What to produce | Reproduce every record below exactly as it appears.
^^^^
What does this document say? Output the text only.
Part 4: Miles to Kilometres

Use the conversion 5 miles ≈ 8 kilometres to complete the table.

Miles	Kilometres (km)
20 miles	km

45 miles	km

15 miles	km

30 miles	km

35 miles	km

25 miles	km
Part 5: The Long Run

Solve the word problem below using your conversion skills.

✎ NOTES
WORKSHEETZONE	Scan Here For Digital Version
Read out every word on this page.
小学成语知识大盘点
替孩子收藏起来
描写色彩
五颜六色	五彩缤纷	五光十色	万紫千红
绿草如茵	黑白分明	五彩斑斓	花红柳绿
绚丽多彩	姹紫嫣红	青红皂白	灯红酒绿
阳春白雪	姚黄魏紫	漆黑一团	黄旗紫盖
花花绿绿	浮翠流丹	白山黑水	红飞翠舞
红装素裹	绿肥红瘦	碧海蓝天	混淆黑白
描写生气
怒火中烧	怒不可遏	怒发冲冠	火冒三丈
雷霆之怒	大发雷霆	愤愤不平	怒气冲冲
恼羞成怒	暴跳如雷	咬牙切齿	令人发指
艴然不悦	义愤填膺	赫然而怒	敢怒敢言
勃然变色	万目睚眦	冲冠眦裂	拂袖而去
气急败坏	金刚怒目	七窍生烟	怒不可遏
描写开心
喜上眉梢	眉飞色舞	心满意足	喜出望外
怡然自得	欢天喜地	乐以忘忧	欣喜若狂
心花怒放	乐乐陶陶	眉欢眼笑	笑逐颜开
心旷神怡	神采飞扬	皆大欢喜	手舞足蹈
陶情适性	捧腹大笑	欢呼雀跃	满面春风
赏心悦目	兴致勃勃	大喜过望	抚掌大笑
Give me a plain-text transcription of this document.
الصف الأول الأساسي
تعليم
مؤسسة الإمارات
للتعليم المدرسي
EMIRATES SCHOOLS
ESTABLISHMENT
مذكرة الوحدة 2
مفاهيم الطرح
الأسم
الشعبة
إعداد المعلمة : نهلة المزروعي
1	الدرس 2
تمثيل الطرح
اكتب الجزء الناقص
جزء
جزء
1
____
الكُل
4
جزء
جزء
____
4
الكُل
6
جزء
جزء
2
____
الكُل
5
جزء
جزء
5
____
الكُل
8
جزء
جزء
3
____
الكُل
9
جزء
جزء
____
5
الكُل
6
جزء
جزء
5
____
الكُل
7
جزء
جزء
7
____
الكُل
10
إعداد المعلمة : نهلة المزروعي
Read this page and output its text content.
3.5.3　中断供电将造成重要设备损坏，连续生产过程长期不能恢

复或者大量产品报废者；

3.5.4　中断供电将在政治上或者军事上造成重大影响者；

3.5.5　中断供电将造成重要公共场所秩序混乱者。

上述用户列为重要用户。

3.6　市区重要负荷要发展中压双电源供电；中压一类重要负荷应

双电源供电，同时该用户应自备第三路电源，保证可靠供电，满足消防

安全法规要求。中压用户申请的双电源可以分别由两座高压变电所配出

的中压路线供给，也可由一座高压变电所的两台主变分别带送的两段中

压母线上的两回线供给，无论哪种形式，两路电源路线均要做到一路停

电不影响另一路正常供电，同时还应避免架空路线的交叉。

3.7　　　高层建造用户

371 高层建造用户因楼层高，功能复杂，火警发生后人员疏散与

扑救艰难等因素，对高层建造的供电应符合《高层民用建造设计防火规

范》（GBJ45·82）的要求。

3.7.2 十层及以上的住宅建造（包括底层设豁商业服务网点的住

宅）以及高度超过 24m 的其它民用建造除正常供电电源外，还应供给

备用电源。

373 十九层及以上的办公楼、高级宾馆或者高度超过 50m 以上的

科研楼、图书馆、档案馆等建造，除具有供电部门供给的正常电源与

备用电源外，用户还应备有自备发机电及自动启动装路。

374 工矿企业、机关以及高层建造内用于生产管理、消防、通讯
^^^^
Task output |
What does this document say? Output the text only.
Part 4: Miles to Kilometres

Use the conversion 5 miles ≈ 8 kilometres to complete the table.

Miles	Kilometres (km)
20 miles	km

45 miles	km

15 miles	km

30 miles	km

35 miles	km

25 miles	km
Part 5: The Long Run

Solve the word problem below using your conversion skills.

✎ NOTES
WORKSHEETZONE	Scan Here For Digital Version
Read out every word on this page.
小学成语知识大盘点
替孩子收藏起来
描写色彩
五颜六色	五彩缤纷	五光十色	万紫千红
绿草如茵	黑白分明	五彩斑斓	花红柳绿
绚丽多彩	姹紫嫣红	青红皂白	灯红酒绿
阳春白雪	姚黄魏紫	漆黑一团	黄旗紫盖
花花绿绿	浮翠流丹	白山黑水	红飞翠舞
红装素裹	绿肥红瘦	碧海蓝天	混淆黑白
描写生气
怒火中烧	怒不可遏	怒发冲冠	火冒三丈
雷霆之怒	大发雷霆	愤愤不平	怒气冲冲
恼羞成怒	暴跳如雷	咬牙切齿	令人发指
艴然不悦	义愤填膺	赫然而怒	敢怒敢言
勃然变色	万目睚眦	冲冠眦裂	拂袖而去
气急败坏	金刚怒目	七窍生烟	怒不可遏
描写开心
喜上眉梢	眉飞色舞	心满意足	喜出望外
怡然自得	欢天喜地	乐以忘忧	欣喜若狂
心花怒放	乐乐陶陶	眉欢眼笑	笑逐颜开
心旷神怡	神采飞扬	皆大欢喜	手舞足蹈
陶情适性	捧腹大笑	欢呼雀跃	满面春风
赏心悦目	兴致勃勃	大喜过望	抚掌大笑
Give me a plain-text transcription of this document.
الصف الأول الأساسي
تعليم
مؤسسة الإمارات
للتعليم المدرسي
EMIRATES SCHOOLS
ESTABLISHMENT
مذكرة الوحدة 2
مفاهيم الطرح
الأسم
الشعبة
إعداد المعلمة : نهلة المزروعي
1	الدرس 2
تمثيل الطرح
اكتب الجزء الناقص
جزء
جزء
1
____
الكُل
4
جزء
جزء
____
4
الكُل
6
جزء
جزء
2
____
الكُل
5
جزء
جزء
5
____
الكُل
8
جزء
جزء
3
____
الكُل
9
جزء
جزء
____
5
الكُل
6
جزء
جزء
5
____
الكُل
7
جزء
جزء
7
____
الكُل
10
إعداد المعلمة : نهلة المزروعي
Read this page and output its text content.
3.5.3　中断供电将造成重要设备损坏，连续生产过程长期不能恢

复或者大量产品报废者；

3.5.4　中断供电将在政治上或者军事上造成重大影响者；

3.5.5　中断供电将造成重要公共场所秩序混乱者。

上述用户列为重要用户。

3.6　市区重要负荷要发展中压双电源供电；中压一类重要负荷应

双电源供电，同时该用户应自备第三路电源，保证可靠供电，满足消防

安全法规要求。中压用户申请的双电源可以分别由两座高压变电所配出

的中压路线供给，也可由一座高压变电所的两台主变分别带送的两段中

压母线上的两回线供给，无论哪种形式，两路电源路线均要做到一路停

电不影响另一路正常供电，同时还应避免架空路线的交叉。

3.7　　　高层建造用户

371 高层建造用户因楼层高，功能复杂，火警发生后人员疏散与

扑救艰难等因素，对高层建造的供电应符合《高层民用建造设计防火规

范》（GBJ45·82）的要求。

3.7.2 十层及以上的住宅建造（包括底层设豁商业服务网点的住

宅）以及高度超过 24m 的其它民用建造除正常供电电源外，还应供给

备用电源。

373 十九层及以上的办公楼、高级宾馆或者高度超过 50m 以上的

科研楼、图书馆、档案馆等建造，除具有供电部门供给的正常电源与

备用电源外，用户还应备有自备发机电及自动启动装路。

374 工矿企业、机关以及高层建造内用于生产管理、消防、通讯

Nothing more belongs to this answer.